[Instruction]: Give an exact transcription of every line, dropping the images.

[Dataset excerpts]:
-- Begin --

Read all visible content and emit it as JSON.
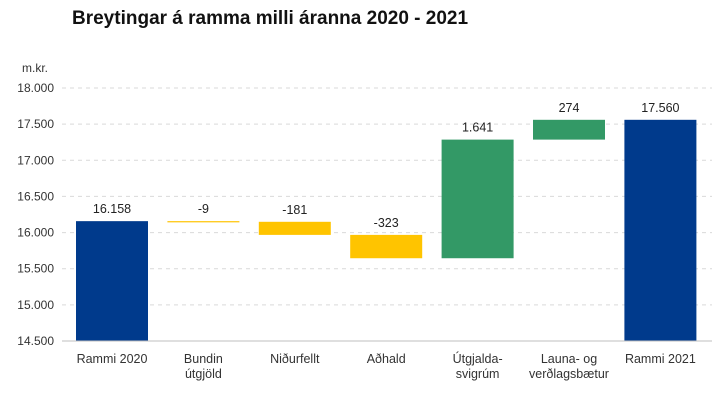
{
  "chart_data": {
    "type": "bar",
    "subtype": "waterfall",
    "title": "Breytingar á ramma milli áranna 2020 - 2021",
    "ylabel": "m.kr.",
    "xlabel": "",
    "ylim": [
      14500,
      18000
    ],
    "yticks": [
      "14.500",
      "15.000",
      "15.500",
      "16.000",
      "16.500",
      "17.000",
      "17.500",
      "18.000"
    ],
    "ytick_values": [
      14500,
      15000,
      15500,
      16000,
      16500,
      17000,
      17500,
      18000
    ],
    "grid": true,
    "legend": "none",
    "categories": [
      [
        "Rammi 2020"
      ],
      [
        "Bundin",
        "útgjöld"
      ],
      [
        "Niðurfellt"
      ],
      [
        "Aðhald"
      ],
      [
        "Útgjalda-",
        "svigrúm"
      ],
      [
        "Launa- og",
        "verðlagsbætur"
      ],
      [
        "Rammi 2021"
      ]
    ],
    "bars": [
      {
        "kind": "total",
        "start": 14500,
        "end": 16158,
        "label": "16.158",
        "color": "#003a8c"
      },
      {
        "kind": "decrease",
        "start": 16158,
        "end": 16149,
        "label": "-9",
        "color": "#ffc400"
      },
      {
        "kind": "decrease",
        "start": 16149,
        "end": 15968,
        "label": "-181",
        "color": "#ffc400"
      },
      {
        "kind": "decrease",
        "start": 15968,
        "end": 15645,
        "label": "-323",
        "color": "#ffc400"
      },
      {
        "kind": "increase",
        "start": 15645,
        "end": 17286,
        "label": "1.641",
        "color": "#339966"
      },
      {
        "kind": "increase",
        "start": 17286,
        "end": 17560,
        "label": "274",
        "color": "#339966"
      },
      {
        "kind": "total",
        "start": 14500,
        "end": 17560,
        "label": "17.560",
        "color": "#003a8c"
      }
    ]
  }
}
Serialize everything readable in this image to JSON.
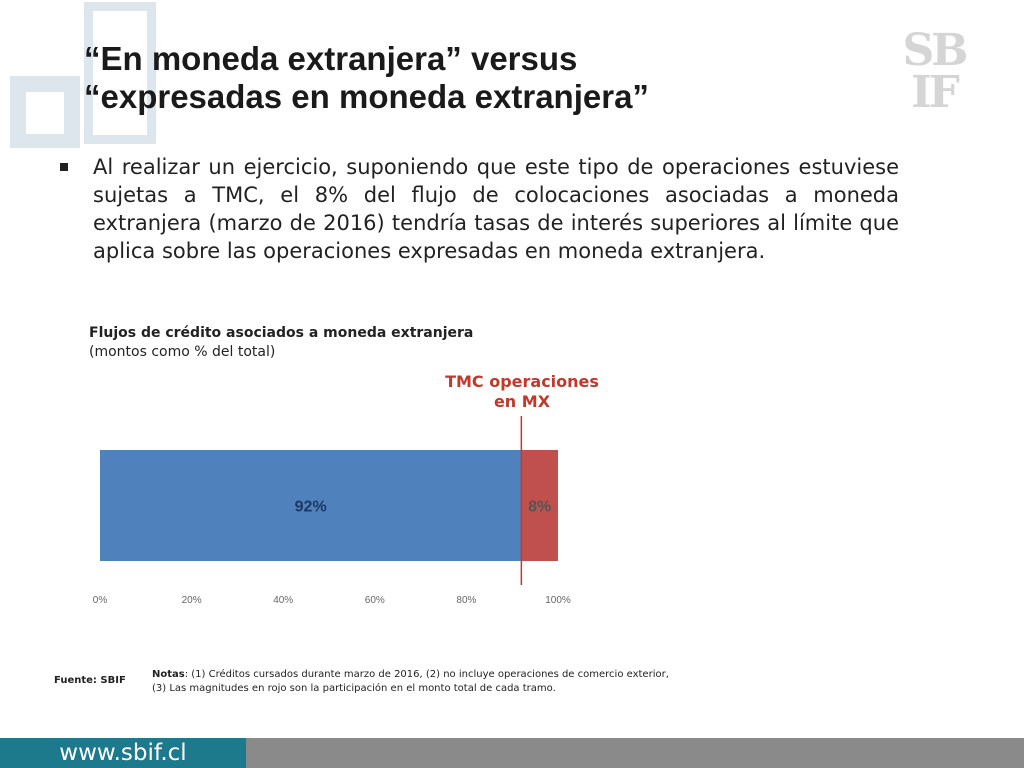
{
  "slide": {
    "title_line1": "“En moneda extranjera” versus",
    "title_line2": "“expresadas en moneda extranjera”",
    "logo_line1": "SB",
    "logo_line2": "IF",
    "bullet": "Al realizar un ejercicio, suponiendo que este tipo de operaciones estuviese sujetas a TMC, el 8% del flujo de colocaciones asociadas a moneda extranjera (marzo de 2016) tendría tasas de interés superiores al límite que aplica sobre las operaciones expresadas en moneda extranjera.",
    "source": "Fuente: SBIF",
    "notes_label": "Notas",
    "notes_text": ": (1) Créditos cursados durante marzo de 2016, (2) no incluye operaciones de comercio exterior, (3) Las magnitudes en rojo son la participación en el monto total de cada tramo.",
    "url": "www.sbif.cl"
  },
  "colors": {
    "accent_blue": "#4f81bd",
    "accent_red": "#c0504d",
    "tmc_line": "#c0392b",
    "footer_teal": "#1d7a8c",
    "footer_gray": "#8a8a8a"
  },
  "chart_data": {
    "type": "bar",
    "orientation": "horizontal",
    "stacked": true,
    "title": "Flujos de crédito asociados a moneda extranjera",
    "subtitle": "(montos como % del total)",
    "series": [
      {
        "values": [
          92
        ],
        "label": "92%",
        "color": "#4f81bd"
      },
      {
        "values": [
          8
        ],
        "label": "8%",
        "color": "#c0504d"
      }
    ],
    "xlim": [
      0,
      100
    ],
    "x_ticks": [
      "0%",
      "20%",
      "40%",
      "60%",
      "80%",
      "100%"
    ],
    "annotation": {
      "label_line1": "TMC operaciones",
      "label_line2": "en MX",
      "x": 92
    },
    "grid": false,
    "legend": "none"
  }
}
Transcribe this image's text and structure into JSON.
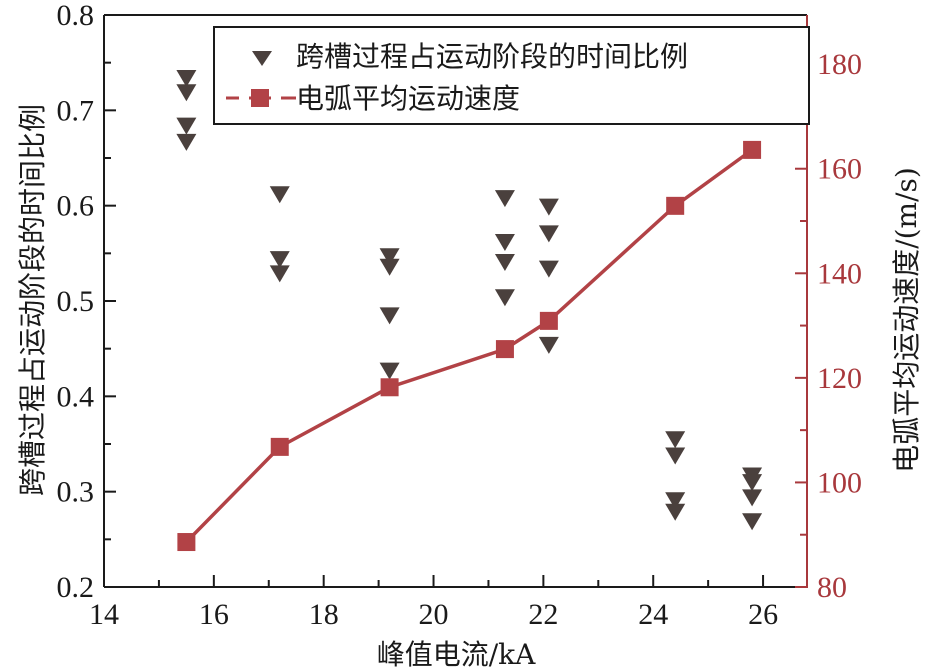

-- End --

[Written response]:
Read all visible content and emit it as JSON.
{
  "chart_data": {
    "type": "bar",
    "subtype": "waterfall",
    "title": "Breytingar á ramma milli áranna 2020 - 2021",
    "ylabel": "m.kr.",
    "xlabel": "",
    "ylim": [
      14500,
      18000
    ],
    "yticks": [
      "14.500",
      "15.000",
      "15.500",
      "16.000",
      "16.500",
      "17.000",
      "17.500",
      "18.000"
    ],
    "ytick_values": [
      14500,
      15000,
      15500,
      16000,
      16500,
      17000,
      17500,
      18000
    ],
    "grid": true,
    "legend": "none",
    "categories": [
      [
        "Rammi 2020"
      ],
      [
        "Bundin",
        "útgjöld"
      ],
      [
        "Niðurfellt"
      ],
      [
        "Aðhald"
      ],
      [
        "Útgjalda-",
        "svigrúm"
      ],
      [
        "Launa- og",
        "verðlagsbætur"
      ],
      [
        "Rammi 2021"
      ]
    ],
    "bars": [
      {
        "kind": "total",
        "start": 14500,
        "end": 16158,
        "label": "16.158",
        "color": "#003a8c"
      },
      {
        "kind": "decrease",
        "start": 16158,
        "end": 16149,
        "label": "-9",
        "color": "#ffc400"
      },
      {
        "kind": "decrease",
        "start": 16149,
        "end": 15968,
        "label": "-181",
        "color": "#ffc400"
      },
      {
        "kind": "decrease",
        "start": 15968,
        "end": 15645,
        "label": "-323",
        "color": "#ffc400"
      },
      {
        "kind": "increase",
        "start": 15645,
        "end": 17286,
        "label": "1.641",
        "color": "#339966"
      },
      {
        "kind": "increase",
        "start": 17286,
        "end": 17560,
        "label": "274",
        "color": "#339966"
      },
      {
        "kind": "total",
        "start": 14500,
        "end": 17560,
        "label": "17.560",
        "color": "#003a8c"
      }
    ]
  }
}
Serialize everything readable in this image to JSON.
{
  "slide": {
    "title_line1": "“En moneda extranjera” versus",
    "title_line2": "“expresadas en moneda extranjera”",
    "logo_line1": "SB",
    "logo_line2": "IF",
    "bullet": "Al realizar un ejercicio, suponiendo que este tipo de operaciones estuviese sujetas a TMC, el 8% del flujo de colocaciones asociadas a moneda extranjera (marzo de 2016) tendría tasas de interés superiores al límite que aplica sobre las operaciones expresadas en moneda extranjera.",
    "source": "Fuente: SBIF",
    "notes_label": "Notas",
    "notes_text": ": (1) Créditos cursados durante marzo de 2016, (2) no incluye operaciones de comercio exterior, (3) Las magnitudes en rojo son la participación en el monto total de cada tramo.",
    "url": "www.sbif.cl"
  },
  "colors": {
    "accent_blue": "#4f81bd",
    "accent_red": "#c0504d",
    "tmc_line": "#c0392b",
    "footer_teal": "#1d7a8c",
    "footer_gray": "#8a8a8a"
  },
  "chart_data": {
    "type": "bar",
    "orientation": "horizontal",
    "stacked": true,
    "title": "Flujos de crédito asociados a moneda extranjera",
    "subtitle": "(montos como % del total)",
    "series": [
      {
        "values": [
          92
        ],
        "label": "92%",
        "color": "#4f81bd"
      },
      {
        "values": [
          8
        ],
        "label": "8%",
        "color": "#c0504d"
      }
    ],
    "xlim": [
      0,
      100
    ],
    "x_ticks": [
      "0%",
      "20%",
      "40%",
      "60%",
      "80%",
      "100%"
    ],
    "annotation": {
      "label_line1": "TMC operaciones",
      "label_line2": "en MX",
      "x": 92
    },
    "grid": false,
    "legend": "none"
  }
}
Transcribe this image's text and structure into JSON.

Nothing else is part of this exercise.